Rewrite only the lines of the material from the line with "bar-distinct-ips bbox=[520, 131, 542, 445]" to the line with "bar-distinct-ips bbox=[359, 117, 381, 446]", changing "bar-downloads" to "bar-download-count" and leaving everything else unchanged.

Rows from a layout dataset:
* * * * *

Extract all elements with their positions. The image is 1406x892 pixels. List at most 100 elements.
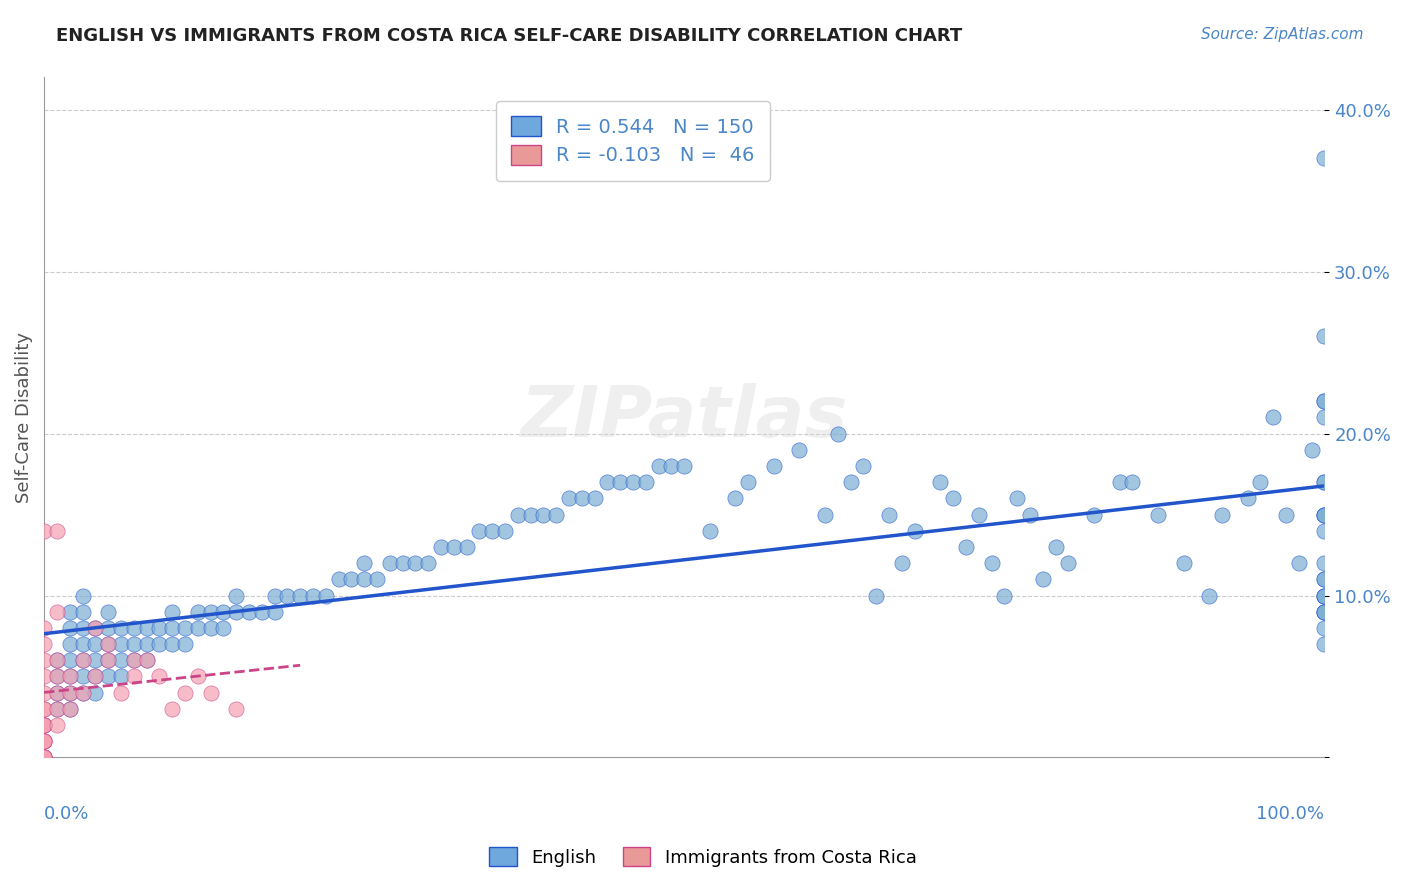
Point <box>200 605 222 619</box>
Point <box>97 669 120 683</box>
Point <box>418 556 440 570</box>
Point <box>59 637 82 651</box>
Point <box>481 524 503 538</box>
Point <box>122 653 145 667</box>
Point <box>238 605 260 619</box>
Point <box>225 702 247 716</box>
Point <box>583 491 606 506</box>
Point <box>110 653 132 667</box>
Point <box>353 556 375 570</box>
Point <box>72 637 94 651</box>
Point <box>1083 508 1105 522</box>
Point <box>1313 556 1336 570</box>
Point <box>135 653 157 667</box>
Point <box>45 653 67 667</box>
Point <box>967 508 990 522</box>
Point <box>942 491 965 506</box>
Point <box>1236 491 1258 506</box>
Point <box>122 637 145 651</box>
Point <box>45 686 67 700</box>
Point <box>596 475 619 490</box>
Point <box>32 524 55 538</box>
Point <box>110 637 132 651</box>
Point <box>378 556 401 570</box>
Point <box>160 621 183 635</box>
Point <box>1313 572 1336 586</box>
Point <box>1313 475 1336 490</box>
Point <box>187 669 209 683</box>
Point <box>32 718 55 732</box>
Point <box>1032 572 1054 586</box>
Point <box>789 442 811 457</box>
Point <box>59 669 82 683</box>
Point <box>72 589 94 603</box>
Text: ENGLISH VS IMMIGRANTS FROM COSTA RICA SELF-CARE DISABILITY CORRELATION CHART: ENGLISH VS IMMIGRANTS FROM COSTA RICA SE… <box>56 27 963 45</box>
Point <box>200 686 222 700</box>
Point <box>84 637 107 651</box>
Point <box>32 702 55 716</box>
Point <box>1313 605 1336 619</box>
Point <box>955 540 977 554</box>
Point <box>661 458 683 473</box>
Point <box>32 718 55 732</box>
Text: ZIPatlas: ZIPatlas <box>520 383 848 452</box>
Point <box>506 508 529 522</box>
Point <box>174 621 197 635</box>
Point <box>59 686 82 700</box>
Point <box>45 718 67 732</box>
Point <box>45 702 67 716</box>
Point <box>32 718 55 732</box>
Point <box>1288 556 1310 570</box>
Point <box>72 686 94 700</box>
Point <box>32 734 55 748</box>
Point <box>32 734 55 748</box>
Point <box>263 589 285 603</box>
Point <box>1313 508 1336 522</box>
Point <box>32 653 55 667</box>
Text: 100.0%: 100.0% <box>1257 805 1324 823</box>
Point <box>72 621 94 635</box>
Point <box>814 508 837 522</box>
Point <box>263 605 285 619</box>
Point <box>288 589 311 603</box>
Point <box>1173 556 1195 570</box>
Point <box>1313 589 1336 603</box>
Point <box>97 653 120 667</box>
Point <box>187 605 209 619</box>
Text: Source: ZipAtlas.com: Source: ZipAtlas.com <box>1201 27 1364 42</box>
Point <box>1301 442 1323 457</box>
Point <box>97 637 120 651</box>
Point <box>1313 475 1336 490</box>
Point <box>993 589 1015 603</box>
Point <box>84 621 107 635</box>
Point <box>315 589 337 603</box>
Point <box>97 621 120 635</box>
Point <box>97 605 120 619</box>
Point <box>443 540 465 554</box>
Point <box>148 669 170 683</box>
Point <box>187 621 209 635</box>
Point <box>72 686 94 700</box>
Point <box>1313 410 1336 425</box>
Point <box>110 686 132 700</box>
Point <box>32 750 55 764</box>
Point <box>699 524 721 538</box>
Point <box>148 621 170 635</box>
Point <box>634 475 657 490</box>
Point <box>45 653 67 667</box>
Point <box>84 669 107 683</box>
Point <box>32 750 55 764</box>
Point <box>609 475 631 490</box>
Point <box>1019 508 1042 522</box>
Point <box>1249 475 1271 490</box>
Point <box>225 589 247 603</box>
Point <box>839 475 862 490</box>
Point <box>32 750 55 764</box>
Point <box>59 686 82 700</box>
Point <box>276 589 298 603</box>
Y-axis label: Self-Care Disability: Self-Care Disability <box>15 332 32 503</box>
Point <box>1147 508 1170 522</box>
Point <box>32 718 55 732</box>
Point <box>1005 491 1028 506</box>
Point <box>1263 410 1285 425</box>
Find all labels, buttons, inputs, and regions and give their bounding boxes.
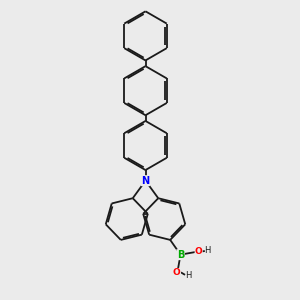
Text: H: H	[185, 271, 191, 280]
Text: O: O	[195, 247, 203, 256]
Text: N: N	[141, 176, 150, 186]
Text: H: H	[204, 247, 210, 256]
Text: B: B	[177, 250, 184, 260]
Text: O: O	[173, 268, 181, 277]
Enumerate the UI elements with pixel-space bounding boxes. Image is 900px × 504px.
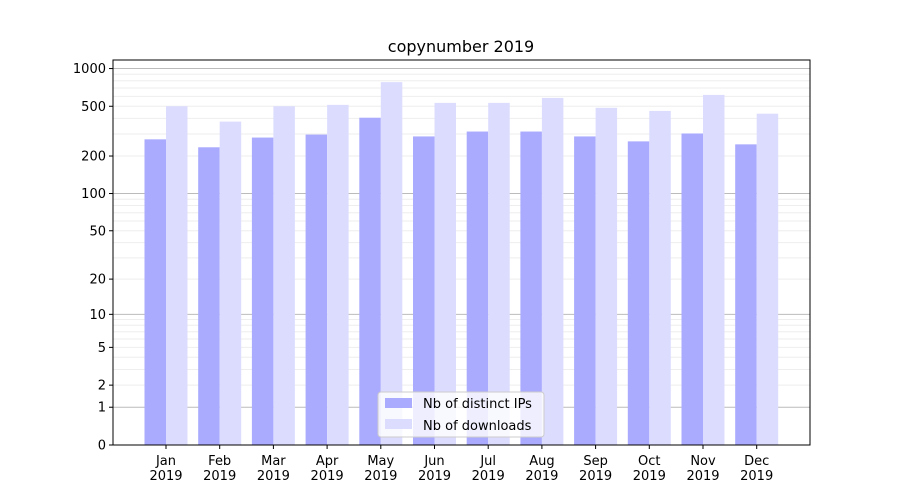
bar-distinct-ips bbox=[520, 131, 542, 445]
bar-downloads bbox=[488, 102, 510, 445]
bar-distinct-ips bbox=[681, 133, 703, 445]
bar-downloads bbox=[219, 121, 242, 445]
bars bbox=[144, 82, 779, 446]
x-tick-label: Jul 2019 bbox=[472, 454, 505, 484]
y-tick-label: 200 bbox=[81, 150, 106, 165]
y-tick-label: 1000 bbox=[73, 62, 106, 77]
bar-downloads bbox=[703, 94, 725, 445]
bar-distinct-ips bbox=[198, 147, 220, 445]
y-tick-label: 100 bbox=[81, 187, 106, 202]
bar-downloads bbox=[756, 113, 779, 445]
x-tick-label: Nov 2019 bbox=[686, 454, 719, 484]
x-tick-label: Oct 2019 bbox=[633, 454, 666, 484]
bar-distinct-ips bbox=[305, 134, 328, 445]
y-tick-label: 2 bbox=[98, 379, 106, 394]
legend-swatch-downloads bbox=[385, 419, 412, 429]
x-tick-label: May 2019 bbox=[364, 454, 397, 484]
bar-distinct-ips bbox=[735, 144, 757, 446]
y-axis: 0 1 2 5 10 20 50 100 200 500 1000 bbox=[73, 62, 113, 454]
bar-downloads bbox=[273, 106, 295, 445]
bar-downloads bbox=[166, 106, 188, 445]
x-tick-label: Apr 2019 bbox=[311, 454, 344, 484]
bar-distinct-ips bbox=[359, 117, 381, 446]
x-tick-label: Sep 2019 bbox=[579, 454, 612, 484]
y-tick-label: 500 bbox=[81, 100, 106, 115]
bar-downloads bbox=[380, 82, 403, 445]
chart-title: copynumber 2019 bbox=[388, 37, 534, 56]
axes-frame bbox=[112, 59, 811, 446]
y-tick-label: 50 bbox=[89, 224, 106, 239]
bar-distinct-ips bbox=[144, 139, 166, 446]
x-axis: Jan 2019 Feb 2019 Mar 2019 Apr 2019 May 2019 Jun 20… bbox=[149, 445, 773, 484]
x-tick-label: Mar 2019 bbox=[257, 454, 290, 484]
legend-label-downloads: Nb of downloads bbox=[423, 419, 532, 434]
x-tick-label: Jan 2019 bbox=[149, 454, 182, 484]
bar-downloads bbox=[434, 102, 456, 445]
y-tick-label: 5 bbox=[98, 341, 106, 356]
x-tick-label: Aug 2019 bbox=[525, 454, 558, 484]
y-tick-label: 1 bbox=[98, 401, 106, 416]
y-tick-label: 20 bbox=[89, 273, 106, 288]
bar-downloads bbox=[595, 107, 618, 446]
legend-swatch-ips bbox=[385, 398, 412, 408]
y-tick-label: 10 bbox=[89, 308, 106, 323]
bar-downloads bbox=[541, 97, 564, 446]
x-tick-label: Dec 2019 bbox=[740, 454, 773, 484]
legend: Nb of distinct IPs Nb of downloads bbox=[377, 391, 545, 438]
x-tick-label: Feb 2019 bbox=[203, 454, 236, 484]
bar-distinct-ips bbox=[627, 141, 650, 445]
bar-downloads bbox=[327, 104, 349, 446]
x-tick-label: Jun 2019 bbox=[418, 454, 451, 484]
bar-distinct-ips bbox=[466, 131, 489, 445]
bar-distinct-ips bbox=[413, 136, 435, 445]
bar-distinct-ips bbox=[251, 137, 274, 445]
bar-downloads bbox=[649, 110, 671, 445]
legend-label-ips: Nb of distinct IPs bbox=[423, 397, 532, 412]
legend-box bbox=[377, 391, 545, 438]
bar-distinct-ips bbox=[574, 136, 596, 445]
y-tick-label: 0 bbox=[98, 439, 106, 454]
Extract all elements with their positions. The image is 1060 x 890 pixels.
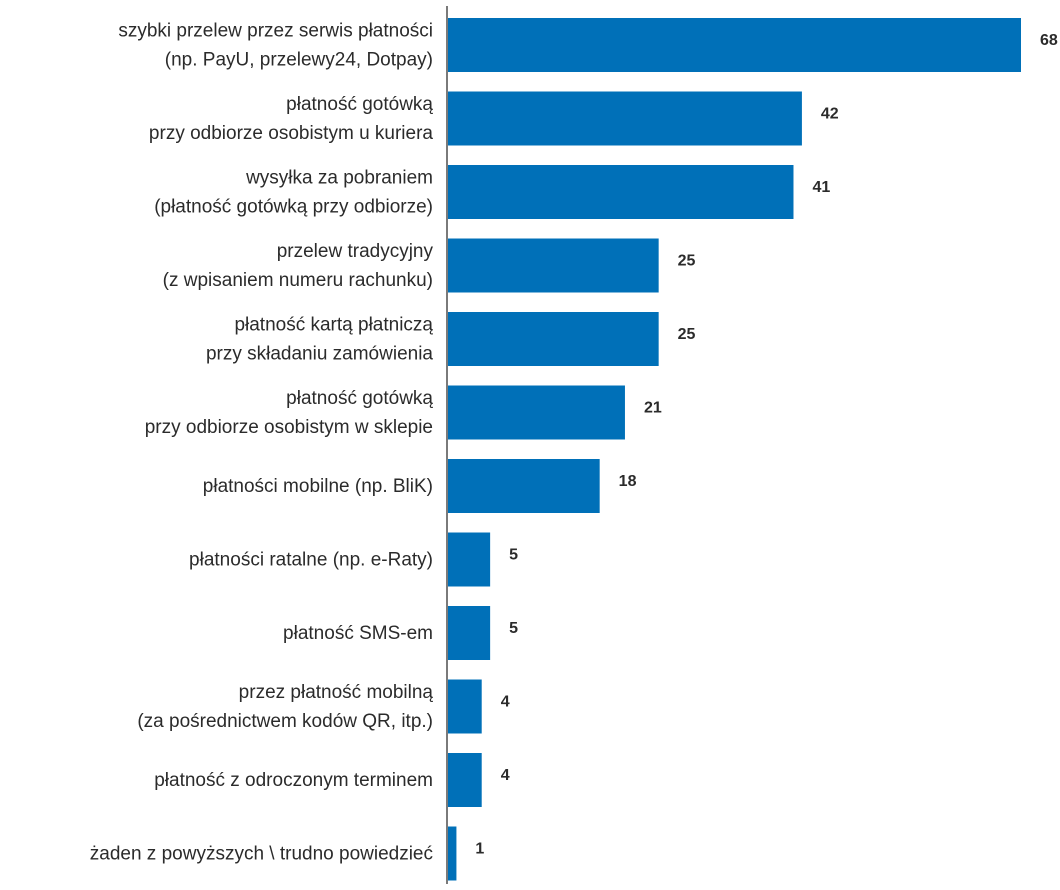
category-label-1-line-0: płatność gotówką bbox=[286, 94, 433, 115]
value-label-10: 4 bbox=[501, 767, 510, 784]
category-label-2: wysyłka za pobraniem (płatność gotówką pr… bbox=[154, 168, 433, 218]
bar-2 bbox=[448, 165, 794, 219]
category-label-10-line-0: płatność z odroczonym terminem bbox=[154, 770, 433, 791]
category-label-7-line-0: płatności ratalne (np. e-Raty) bbox=[189, 550, 433, 571]
value-label-8: 5 bbox=[509, 620, 518, 637]
category-label-10: płatność z odroczonym terminem bbox=[154, 770, 433, 791]
category-label-1-line-1: przy odbiorze osobistym u kuriera bbox=[149, 123, 433, 144]
value-label-2: 41 bbox=[812, 179, 830, 196]
category-label-3-line-1: (z wpisaniem numeru rachunku) bbox=[163, 270, 433, 291]
bar-9 bbox=[448, 679, 482, 734]
bar-3 bbox=[448, 238, 659, 293]
category-label-6: płatności mobilne (np. BliK) bbox=[203, 476, 433, 497]
bar-6 bbox=[448, 459, 600, 513]
value-label-6: 18 bbox=[619, 473, 637, 490]
category-label-2-line-1: (płatność gotówką przy odbiorze) bbox=[154, 197, 433, 218]
category-label-4: płatność kartą płatniczą przy składaniu z… bbox=[206, 315, 433, 365]
category-label-11-line-0: żaden z powyższych \ trudno powiedzieć bbox=[90, 844, 433, 865]
value-label-3: 25 bbox=[678, 253, 696, 270]
value-label-0: 68 bbox=[1040, 32, 1058, 49]
category-label-2-line-0: wysyłka za pobraniem bbox=[245, 168, 433, 189]
category-label-1: płatność gotówką przy odbiorze osobistym … bbox=[149, 94, 433, 144]
bar-10 bbox=[448, 753, 482, 807]
bar-5 bbox=[448, 385, 625, 440]
bar-1 bbox=[448, 91, 802, 146]
category-label-8-line-0: płatność SMS-em bbox=[283, 623, 433, 644]
category-label-9-line-0: przez płatność mobilną bbox=[239, 682, 434, 703]
value-label-4: 25 bbox=[678, 326, 696, 343]
value-label-11: 1 bbox=[475, 841, 484, 858]
bar-11 bbox=[448, 826, 457, 881]
category-label-7: płatności ratalne (np. e-Raty) bbox=[189, 550, 433, 571]
category-label-0-line-0: szybki przelew przez serwis płatności bbox=[118, 21, 433, 42]
value-label-7: 5 bbox=[509, 547, 518, 564]
category-label-0-line-1: (np. PayU, przelewy24, Dotpay) bbox=[165, 50, 433, 71]
category-label-3: przelew tradycyjny (z wpisaniem numeru ra… bbox=[163, 241, 434, 291]
category-label-8: płatność SMS-em bbox=[283, 623, 433, 644]
category-label-11: żaden z powyższych \ trudno powiedzieć bbox=[90, 844, 433, 865]
category-label-4-line-0: płatność kartą płatniczą bbox=[234, 315, 433, 336]
value-label-1: 42 bbox=[821, 106, 839, 123]
category-label-5-line-1: przy odbiorze osobistym w sklepie bbox=[145, 417, 433, 438]
value-label-9: 4 bbox=[501, 694, 510, 711]
bar-4 bbox=[448, 312, 659, 366]
category-label-9: przez płatność mobilną (za pośrednictwem … bbox=[137, 682, 433, 732]
bar-0 bbox=[448, 18, 1021, 72]
category-label-3-line-0: przelew tradycyjny bbox=[277, 241, 434, 262]
category-label-4-line-1: przy składaniu zamówienia bbox=[206, 344, 433, 365]
category-label-9-line-1: (za pośrednictwem kodów QR, itp.) bbox=[137, 711, 433, 732]
category-label-5: płatność gotówką przy odbiorze osobistym … bbox=[145, 388, 434, 438]
category-label-0: szybki przelew przez serwis płatności (np… bbox=[118, 21, 433, 71]
bar-8 bbox=[448, 606, 491, 660]
category-label-5-line-0: płatność gotówką bbox=[286, 388, 433, 409]
value-label-5: 21 bbox=[644, 400, 662, 417]
bar-7 bbox=[448, 532, 491, 587]
category-label-6-line-0: płatności mobilne (np. BliK) bbox=[203, 476, 433, 497]
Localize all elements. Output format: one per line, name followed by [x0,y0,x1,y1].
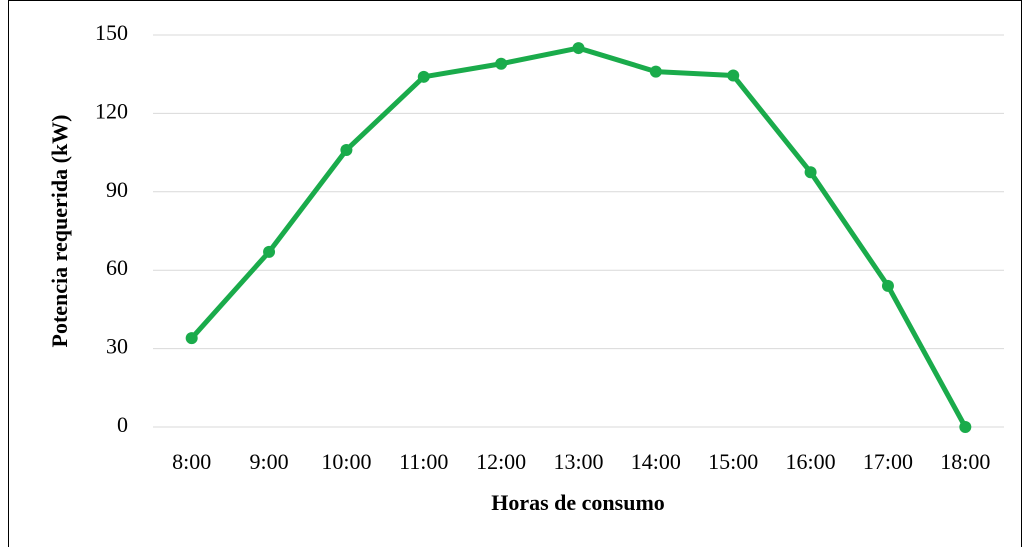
x-tick-label: 10:00 [321,449,371,474]
x-tick-label: 11:00 [399,449,448,474]
x-tick-label: 16:00 [786,449,836,474]
x-tick-label: 17:00 [863,449,913,474]
y-tick-label: 0 [117,412,128,437]
y-axis-title: Potencia requerida (kW) [47,114,72,347]
x-tick-label: 14:00 [631,449,681,474]
chart-frame [8,0,1022,547]
x-tick-label: 12:00 [476,449,526,474]
marker [804,166,817,179]
x-tick-label: 18:00 [940,449,990,474]
marker [727,69,740,82]
x-tick-label: 13:00 [553,449,603,474]
line [189,45,968,429]
marker [340,143,353,156]
y-tick-label: 120 [95,98,128,123]
marker [649,65,662,78]
x-tick-label: 9:00 [249,449,288,474]
marker [263,245,276,258]
marker [185,332,198,345]
marker [417,70,430,83]
x-tick-label: 15:00 [708,449,758,474]
y-tick-label: 90 [106,177,128,202]
x-axis-title: Horas de consumo [491,490,665,515]
marker [959,421,972,433]
marker [495,57,508,70]
y-tick-label: 30 [106,334,128,359]
x-tick-label: 8:00 [172,449,211,474]
y-tick-label: 150 [95,20,128,45]
marker [881,279,894,292]
marker [572,42,585,55]
y-tick-label: 60 [106,255,128,280]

* * * * *

### Solution to this problem
bar-distinct-ips bbox=[520, 131, 542, 445]
bar-download-count bbox=[488, 102, 510, 445]
bar-distinct-ips bbox=[681, 133, 703, 445]
bar-download-count bbox=[219, 121, 242, 445]
bars bbox=[144, 82, 779, 446]
x-tick-label: Jul 2019 bbox=[472, 454, 505, 484]
y-tick-label: 200 bbox=[81, 150, 106, 165]
y-tick-label: 1000 bbox=[73, 62, 106, 77]
bar-download-count bbox=[703, 94, 725, 445]
bar-distinct-ips bbox=[198, 147, 220, 445]
y-tick-label: 100 bbox=[81, 187, 106, 202]
bar-download-count bbox=[756, 113, 779, 445]
x-tick-label: Nov 2019 bbox=[686, 454, 719, 484]
x-tick-label: Oct 2019 bbox=[633, 454, 666, 484]
bar-distinct-ips bbox=[305, 134, 328, 445]
y-tick-label: 2 bbox=[98, 379, 106, 394]
legend-swatch-downloads bbox=[385, 419, 412, 429]
x-tick-label: May 2019 bbox=[364, 454, 397, 484]
bar-distinct-ips bbox=[735, 144, 757, 446]
y-axis: 0 1 2 5 10 20 50 100 200 500 1000 bbox=[73, 62, 113, 454]
bar-download-count bbox=[273, 106, 295, 445]
bar-download-count bbox=[166, 106, 188, 445]
x-tick-label: Apr 2019 bbox=[311, 454, 344, 484]
bar-distinct-ips bbox=[359, 117, 381, 446]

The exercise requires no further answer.